* _Dataset content_
::::::::::
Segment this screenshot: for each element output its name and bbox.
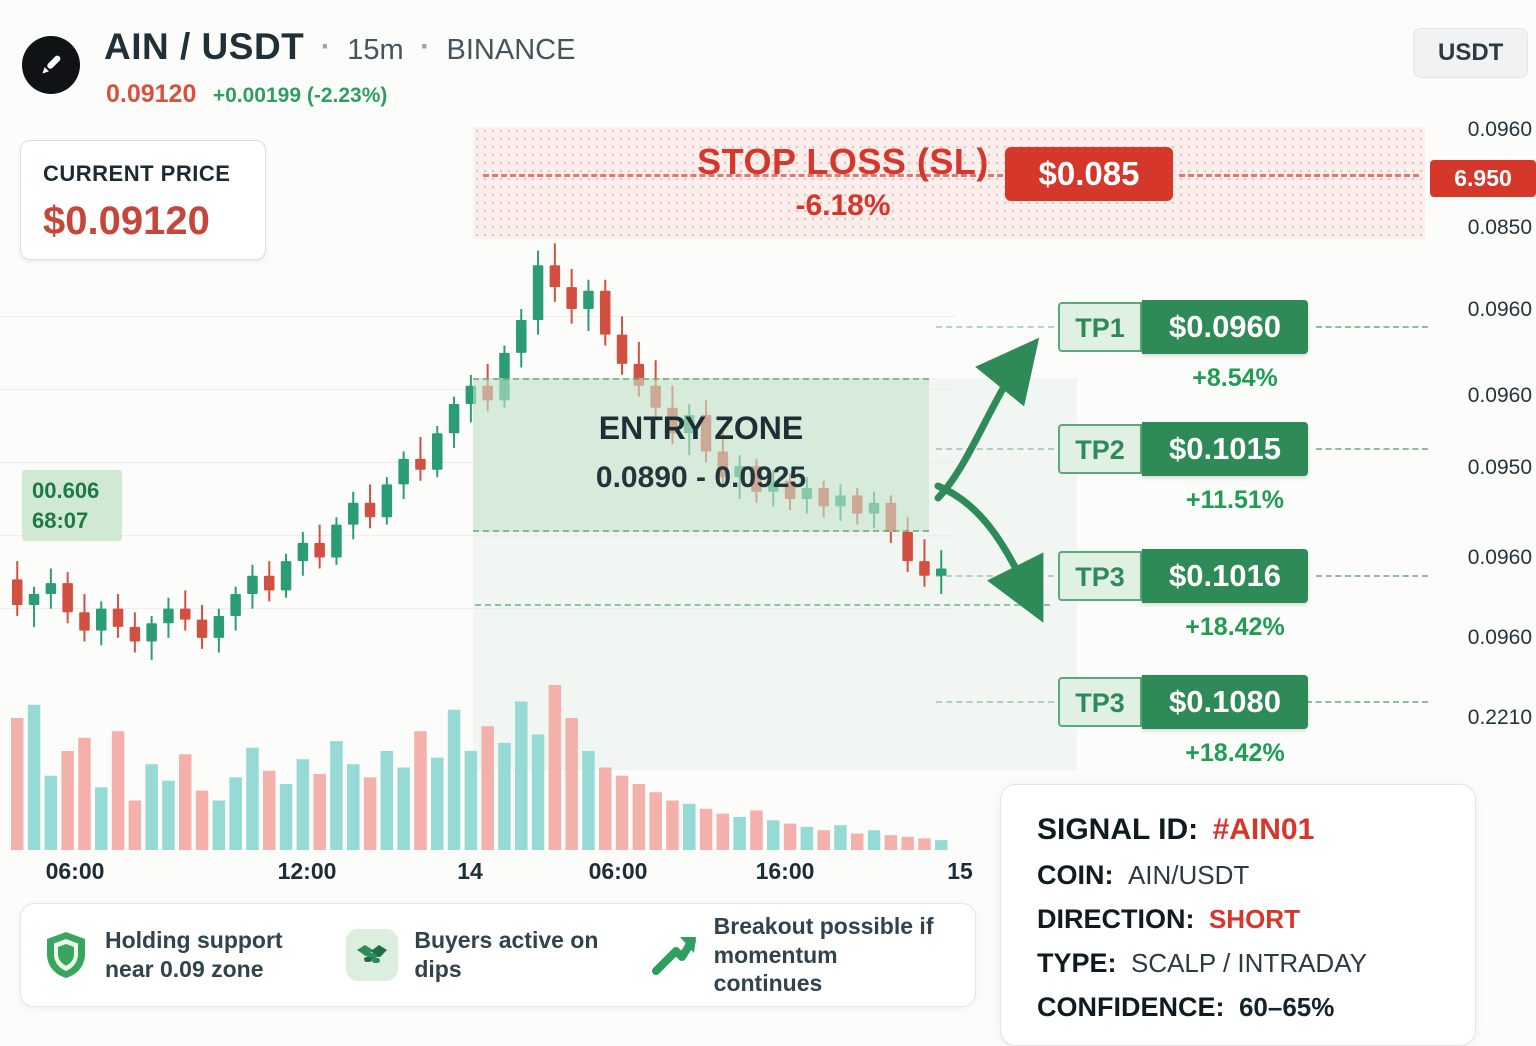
tp-percent: +11.51%	[1185, 486, 1284, 514]
tp-dashed-line	[1316, 575, 1428, 577]
stop-loss-text: STOP LOSS (SL) -6.18%	[563, 141, 1123, 223]
tp-percent: +18.42%	[1185, 739, 1285, 767]
chart-title: AIN / USDT · 15m · BINANCE	[104, 26, 575, 68]
axis-crosshair-badge: 00.606 68:07	[22, 470, 122, 542]
take-profit-row: TP3 $0.1016 +18.42%	[1058, 549, 1328, 642]
entry-zone-title: ENTRY ZONE	[598, 410, 804, 446]
tp-label: TP2	[1058, 424, 1142, 474]
current-price-value: $0.09120	[43, 199, 210, 243]
tp-price: $0.1016	[1142, 549, 1308, 603]
stop-loss-dashed-line	[1179, 174, 1419, 177]
confidence-label: CONFIDENCE:	[1037, 992, 1225, 1022]
handshake-glyph	[357, 945, 388, 963]
quote-currency-badge[interactable]: USDT	[1413, 28, 1529, 78]
tp-percent: +18.42%	[1185, 613, 1285, 641]
tp-dashed-line	[936, 326, 1054, 328]
stop-loss-dashed-line	[483, 174, 1003, 177]
take-profit-row: TP1 $0.0960 +8.54%	[1058, 300, 1328, 393]
header-price-row: 0.09120 +0.00199 (-2.23%)	[106, 80, 387, 109]
take-profit-row: TP3 $0.1080 +18.42%	[1058, 675, 1328, 768]
note-text: Holding support near 0.09 zone	[105, 927, 283, 982]
y-axis-label: 0.0850	[1467, 216, 1532, 239]
stop-loss-title: STOP LOSS (SL)	[697, 141, 989, 182]
stop-loss-percent: -6.18%	[795, 189, 891, 222]
stop-loss-zone: STOP LOSS (SL) -6.18% $0.085	[473, 127, 1425, 239]
shield-icon	[47, 932, 85, 978]
note-breakout: Breakout possible if momentum continues	[650, 912, 953, 998]
note-holding-support: Holding support near 0.09 zone	[43, 926, 346, 984]
type-row: TYPE: SCALP / INTRADAY	[1037, 948, 1439, 979]
confidence-row: CONFIDENCE: 60–65%	[1037, 992, 1439, 1023]
take-profit-row: TP2 $0.1015 +11.51%	[1058, 422, 1328, 515]
price-change: +0.00199 (-2.23%)	[212, 84, 388, 107]
y-axis-label: 0.0960	[1467, 546, 1532, 569]
title-separator: ·	[420, 30, 431, 63]
y-axis-label: 0.0960	[1467, 384, 1532, 407]
coin-row: COIN: AIN/USDT	[1037, 860, 1439, 891]
arrow-up-right-icon	[651, 937, 696, 975]
tp-percent: +8.54%	[1192, 364, 1278, 392]
note-text: Buyers active on dips	[414, 927, 599, 982]
tp-dashed-line	[936, 448, 1054, 450]
entry-zone-range: 0.0890 - 0.0925	[595, 461, 807, 494]
x-axis-label: 15	[947, 858, 973, 884]
direction-label: DIRECTION:	[1037, 904, 1195, 934]
x-axis-label: 06:00	[45, 858, 105, 884]
crosshair-price: 00.606	[32, 478, 100, 503]
x-axis-label: 12:00	[277, 858, 337, 884]
title-separator: ·	[320, 30, 331, 63]
type-value: SCALP / INTRADAY	[1130, 948, 1367, 978]
tp-dashed-line	[1316, 326, 1428, 328]
tp-dashed-line	[1306, 701, 1428, 703]
y-axis-label: 0.0960	[1467, 118, 1532, 141]
signal-card: SIGNAL ID: #AIN01 COIN: AIN/USDT DIRECTI…	[1000, 784, 1476, 1046]
tp-dashed-line	[936, 701, 1054, 703]
entry-zone: ENTRY ZONE 0.0890 - 0.0925	[473, 378, 929, 532]
tp-dashed-line	[936, 575, 1054, 577]
tp-label: TP3	[1058, 551, 1142, 601]
tp-dashed-line	[1316, 448, 1428, 450]
tp-price: $0.1015	[1142, 422, 1308, 476]
y-axis-label: 0.0960	[1467, 298, 1532, 321]
signal-id-label: SIGNAL ID:	[1037, 813, 1199, 846]
confidence-value: 60–65%	[1238, 992, 1335, 1022]
note-text: Breakout possible if momentum continues	[713, 912, 934, 997]
stop-loss-price-badge: $0.085	[1005, 147, 1173, 201]
pair-title: AIN / USDT	[104, 26, 305, 67]
direction-row: DIRECTION: SHORT	[1037, 904, 1439, 935]
y-axis-label: 0.0960	[1467, 626, 1532, 649]
stop-loss-axis-badge: 6.950	[1430, 160, 1536, 197]
x-axis-label: 06:00	[588, 858, 648, 884]
brand-logo	[22, 36, 80, 94]
note-buyers-active: Buyers active on dips	[346, 926, 649, 984]
y-axis-label: 0.2210	[1467, 706, 1532, 729]
crosshair-time: 68:07	[32, 507, 89, 533]
exchange-label: BINANCE	[446, 34, 576, 66]
tp-price: $0.1080	[1142, 675, 1308, 729]
handshake-icon	[346, 929, 399, 981]
tp-price: $0.0960	[1142, 300, 1308, 354]
current-price-card: CURRENT PRICE $0.09120	[20, 140, 266, 260]
support-dashed-line	[475, 604, 1050, 606]
coin-value: AIN/USDT	[1127, 860, 1250, 890]
timeframe-label: 15m	[347, 34, 404, 66]
direction-value: SHORT	[1208, 904, 1300, 934]
type-label: TYPE:	[1037, 948, 1117, 978]
x-axis-label: 14	[457, 858, 483, 884]
tp-label: TP1	[1058, 302, 1142, 352]
pen-icon	[42, 55, 61, 74]
y-axis-label: 0.0950	[1467, 456, 1532, 479]
signal-id-row: SIGNAL ID: #AIN01	[1037, 813, 1439, 847]
coin-label: COIN:	[1037, 860, 1114, 890]
notes-bar: Holding support near 0.09 zone Buyers ac…	[20, 903, 976, 1007]
signal-id-value: #AIN01	[1212, 813, 1315, 846]
current-price-label: CURRENT PRICE	[43, 161, 231, 186]
tp-label: TP3	[1058, 677, 1142, 727]
last-price: 0.09120	[106, 80, 197, 108]
x-axis-label: 16:00	[755, 858, 815, 884]
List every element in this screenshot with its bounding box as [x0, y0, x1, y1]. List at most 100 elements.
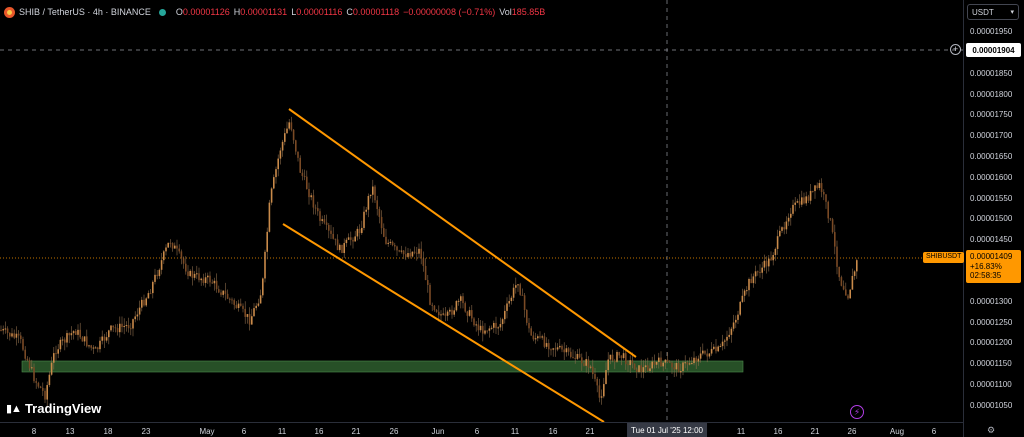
::::::::::
Lay out all of the rows above as a JSON list of strings, one string per row, with blank rows and the pictures left out.

[
  "Segment this screenshot: for each element output its name and bbox.",
  "tp-percent: +11.51%\t[1185, 486, 1284, 514]",
  "tp-dashed-line\t[1316, 575, 1428, 577]",
  "stop-loss-text: STOP LOSS (SL) -6.18%\t[563, 141, 1123, 223]",
  "tp-percent: +18.42%\t[1185, 739, 1285, 767]",
  "chart-title: AIN / USDT · 15m · BINANCE\t[104, 26, 575, 68]",
  "axis-crosshair-badge: 00.606 68:07\t[22, 470, 122, 542]",
  "take-profit-row: TP3 $0.1016 +18.42%\t[1058, 549, 1328, 642]",
  "entry-zone-title: ENTRY ZONE\t[598, 410, 804, 446]",
  "tp-label: TP2\t[1058, 424, 1142, 474]",
  "current-price-value: $0.09120\t[43, 199, 210, 243]",
  "tp-price: $0.1016\t[1142, 549, 1308, 603]",
  "stop-loss-dashed-line\t[1179, 174, 1419, 177]",
  "confidence-label: CONFIDENCE:\t[1037, 992, 1225, 1022]",
  "handshake-glyph\t[357, 945, 388, 963]",
  "quote-currency-badge[interactable]: USDT\t[1413, 28, 1529, 78]",
  "tp-percent: +18.42%\t[1185, 613, 1285, 641]",
  "tp-dashed-line\t[936, 326, 1054, 328]",
  "stop-loss-dashed-line\t[483, 174, 1003, 177]",
  "take-profit-row: TP1 $0.0960 +8.54%\t[1058, 300, 1328, 393]",
  "header-price-row: 0.09120 +0.00199 (-2.23%)\t[106, 80, 387, 109]",
  "take-profit-row: TP3 $0.1080 +18.42%\t[1058, 675, 1328, 768]",
  "note-text: Holding support near 0.09 zone\t[105, 927, 283, 982]",
  "y-axis-label: 0.0850\t[1467, 216, 1532, 239]",
  "stop-loss-title: STOP LOSS (SL)\t[697, 141, 989, 182]",
  "stop-loss-percent: -6.18%\t[795, 189, 891, 222]",
  "stop-loss-zone: STOP LOSS (SL) -6.18% $0.085\t[473, 127, 1425, 239]",
  "shield-icon\t[47, 932, 85, 978]",
  "note-breakout: Breakout possible if momentum continues\t[650, 912, 953, 998]",
  "note-holding-support: Holding support near 0.09 zone\t[43, 926, 346, 984]",
  "type-row: TYPE: SCALP / INTRADAY\t[1037, 948, 1439, 979]",
  "confidence-row: CONFIDENCE: 60–65%\t[1037, 992, 1439, 1023]",
  "take-profit-row: TP2 $0.1015 +11.51%\t[1058, 422, 1328, 515]",
  "price-change: +0.00199 (-2.23%)\t[212, 84, 388, 107]",
  "y-axis-label: 0.0960\t[1467, 546, 1532, 569]",
  "title-separator: ·\t[420, 30, 431, 63]",
  "y-axis-label: 0.0960\t[1467, 384, 1532, 407]",
  "coin-row: COIN: AIN/USDT\t[1037, 860, 1439, 891]",
  "arrow-up-right-icon\t[651, 937, 696, 975]",
  "tp-percent: +8.54%\t[1192, 364, 1278, 392]",
  "note-text: Buyers active on dips\t[414, 927, 599, 982]",
  "tp-dashed-line\t[936, 448, 1054, 450]",
  "entry-zone-range: 0.0890 - 0.0925\t[595, 461, 807, 494]",
  "x-axis-label: 15\t[947, 858, 973, 884]",
  "direction-label: DIRECTION:\t[1037, 904, 1195, 934]",
  "x-axis-label: 06:00\t[45, 858, 105, 884]",
  "crosshair-price: 00.606\t[32, 478, 100, 503]",
  "x-axis-label: 12:00\t[277, 858, 337, 884]",
  "title-separator: ·\t[320, 30, 331, 63]",
  "type-value: SCALP / INTRADAY\t[1130, 948, 1367, 978]",
  "tp-dashed-line\t[1316, 326, 1428, 328]",
  "tp-dashed-line\t[1306, 701, 1428, 703]",
  "y-axis-label: 0.0960\t[1467, 118, 1532, 141]",
  "signal-card: SIGNAL ID: #AIN01 COIN: AIN/USDT DIRECTI…\t[1000, 784, 1476, 1046]",
  "tp-dashed-line\t[936, 701, 1054, 703]",
  "entry-zone: ENTRY ZONE 0.0890 - 0.0925\t[473, 378, 929, 532]",
  "tp-dashed-line\t[936, 575, 1054, 577]",
  "tp-label: TP3\t[1058, 551, 1142, 601]",
  "tp-dashed-line\t[1316, 448, 1428, 450]",
  "tp-price: $0.1015\t[1142, 422, 1308, 476]",
  "y-axis-label: 0.0960\t[1467, 298, 1532, 321]",
  "signal-id-label: SIGNAL ID:\t[1037, 813, 1199, 846]",
  "confidence-value: 60–65%\t[1238, 992, 1335, 1022]",
  "note-text: Breakout possible if momentum continues\t[713, 912, 934, 997]",
  "stop-loss-price-badge: $0.085\t[1005, 147, 1173, 201]",
  "pair-title: AIN / USDT\t[104, 26, 305, 67]",
  "direction-row: DIRECTION: SHORT\t[1037, 904, 1439, 935]",
  "y-axis-label: 0.0960\t[1467, 626, 1532, 649]",
  "stop-loss-axis-badge: 6.950\t[1430, 160, 1536, 197]",
  "x-axis-label: 06:00\t[588, 858, 648, 884]",
  "brand-logo\t[22, 36, 80, 94]",
  "note-buyers-active: Buyers active on dips\t[346, 926, 649, 984]",
  "y-axis-label: 0.2210\t[1467, 706, 1532, 729]",
  "crosshair-time: 68:07\t[32, 507, 89, 533]",
  "exchange-label: BINANCE\t[446, 34, 576, 66]",
  "tp-price: $0.1080\t[1142, 675, 1308, 729]",
  "handshake-icon\t[346, 929, 399, 981]",
  "tp-price: $0.0960\t[1142, 300, 1308, 354]",
  "current-price-card: CURRENT PRICE $0.09120\t[20, 140, 266, 260]",
  "support-dashed-line\t[475, 604, 1050, 606]",
  "coin-value: AIN/USDT\t[1127, 860, 1250, 890]",
  "timeframe-label: 15m\t[347, 34, 404, 66]",
  "direction-value: SHORT\t[1208, 904, 1300, 934]",
  "type-label: TYPE:\t[1037, 948, 1117, 978]",
  "x-axis-label: 14\t[457, 858, 483, 884]",
  "tp-label: TP1\t[1058, 302, 1142, 352]",
  "pen-icon\t[42, 55, 61, 74]",
  "y-axis-label: 0.0950\t[1467, 456, 1532, 479]",
  "signal-id-row: SIGNAL ID: #AIN01\t[1037, 813, 1439, 847]",
  "coin-label: COIN:\t[1037, 860, 1114, 890]",
  "notes-bar: Holding support near 0.09 zone Buyers ac…\t[20, 903, 976, 1007]",
  "signal-id-value: #AIN01\t[1212, 813, 1315, 846]",
  "current-price-label: CURRENT PRICE\t[43, 161, 231, 186]",
  "tp-label: TP3\t[1058, 677, 1142, 727]",
  "last-price: 0.09120\t[106, 80, 197, 108]",
  "x-axis-label: 16:00\t[755, 858, 815, 884]",
  "List every element in this screenshot with its bounding box as [x0, y0, x1, y1]. List at most 100 elements."
]